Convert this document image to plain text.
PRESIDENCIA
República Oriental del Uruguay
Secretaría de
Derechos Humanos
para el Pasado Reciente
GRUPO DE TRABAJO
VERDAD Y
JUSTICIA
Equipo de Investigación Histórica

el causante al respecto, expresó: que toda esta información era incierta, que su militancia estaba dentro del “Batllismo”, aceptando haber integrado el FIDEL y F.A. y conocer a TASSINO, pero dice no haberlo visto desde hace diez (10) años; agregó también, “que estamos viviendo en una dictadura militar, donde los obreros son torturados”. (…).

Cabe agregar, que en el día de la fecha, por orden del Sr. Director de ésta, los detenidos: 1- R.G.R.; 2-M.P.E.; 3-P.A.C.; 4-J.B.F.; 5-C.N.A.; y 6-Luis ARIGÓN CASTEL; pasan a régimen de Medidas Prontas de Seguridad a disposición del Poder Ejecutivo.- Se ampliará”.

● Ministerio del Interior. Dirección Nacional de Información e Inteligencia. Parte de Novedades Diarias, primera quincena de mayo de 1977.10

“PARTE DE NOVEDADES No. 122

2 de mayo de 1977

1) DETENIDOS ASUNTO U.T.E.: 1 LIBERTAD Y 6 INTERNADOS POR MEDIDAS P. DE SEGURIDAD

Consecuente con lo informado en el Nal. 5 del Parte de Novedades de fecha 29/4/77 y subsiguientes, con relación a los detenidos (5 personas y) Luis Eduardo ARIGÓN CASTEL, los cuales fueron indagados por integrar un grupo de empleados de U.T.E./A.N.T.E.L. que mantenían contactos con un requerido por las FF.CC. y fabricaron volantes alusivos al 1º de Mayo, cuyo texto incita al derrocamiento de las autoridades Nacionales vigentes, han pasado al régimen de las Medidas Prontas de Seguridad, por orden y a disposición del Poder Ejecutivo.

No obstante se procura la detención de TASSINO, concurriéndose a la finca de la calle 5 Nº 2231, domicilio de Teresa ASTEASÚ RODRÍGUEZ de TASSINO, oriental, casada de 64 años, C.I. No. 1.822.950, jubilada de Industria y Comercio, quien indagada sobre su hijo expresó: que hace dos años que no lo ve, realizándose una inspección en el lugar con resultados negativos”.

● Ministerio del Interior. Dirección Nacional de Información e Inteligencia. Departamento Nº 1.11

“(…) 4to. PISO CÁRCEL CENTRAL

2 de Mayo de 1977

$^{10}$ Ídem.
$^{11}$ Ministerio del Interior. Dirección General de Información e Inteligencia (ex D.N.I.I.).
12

● The request: Print every record exactly as it was given.

● Expected output:
Convert this document image to plain text.
PRESIDENCIA
República Oriental del Uruguay
Secretaría de
Derechos Humanos
para el Pasado Reciente
GRUPO DE TRABAJO
VERDAD Y
JUSTICIA
Equipo de Investigación Histórica

el causante al respecto, expresó: que toda esta información era incierta, que su militancia estaba dentro del “Batllismo”, aceptando haber integrado el FIDEL y F.A. y conocer a TASSINO, pero dice no haberlo visto desde hace diez (10) años; agregó también, “que estamos viviendo en una dictadura militar, donde los obreros son torturados”. (…).

Cabe agregar, que en el día de la fecha, por orden del Sr. Director de ésta, los detenidos: 1- R.G.R.; 2-M.P.E.; 3-P.A.C.; 4-J.B.F.; 5-C.N.A.; y 6-Luis ARIGÓN CASTEL; pasan a régimen de Medidas Prontas de Seguridad a disposición del Poder Ejecutivo.- Se ampliará”.

● Ministerio del Interior. Dirección Nacional de Información e Inteligencia. Parte de Novedades Diarias, primera quincena de mayo de 1977.10

“PARTE DE NOVEDADES No. 122

2 de mayo de 1977

1) DETENIDOS ASUNTO U.T.E.: 1 LIBERTAD Y 6 INTERNADOS POR MEDIDAS P. DE SEGURIDAD

Consecuente con lo informado en el Nal. 5 del Parte de Novedades de fecha 29/4/77 y subsiguientes, con relación a los detenidos (5 personas y) Luis Eduardo ARIGÓN CASTEL, los cuales fueron indagados por integrar un grupo de empleados de U.T.E./A.N.T.E.L. que mantenían contactos con un requerido por las FF.CC. y fabricaron volantes alusivos al 1º de Mayo, cuyo texto incita al derrocamiento de las autoridades Nacionales vigentes, han pasado al régimen de las Medidas Prontas de Seguridad, por orden y a disposición del Poder Ejecutivo.

No obstante se procura la detención de TASSINO, concurriéndose a la finca de la calle 5 Nº 2231, domicilio de Teresa ASTEASÚ RODRÍGUEZ de TASSINO, oriental, casada de 64 años, C.I. No. 1.822.950, jubilada de Industria y Comercio, quien indagada sobre su hijo expresó: que hace dos años que no lo ve, realizándose una inspección en el lugar con resultados negativos”.

● Ministerio del Interior. Dirección Nacional de Información e Inteligencia. Departamento Nº 1.11

“(…) 4to. PISO CÁRCEL CENTRAL

2 de Mayo de 1977

$^{10}$ Ídem.
$^{11}$ Ministerio del Interior. Dirección General de Información e Inteligencia (ex D.N.I.I.).
12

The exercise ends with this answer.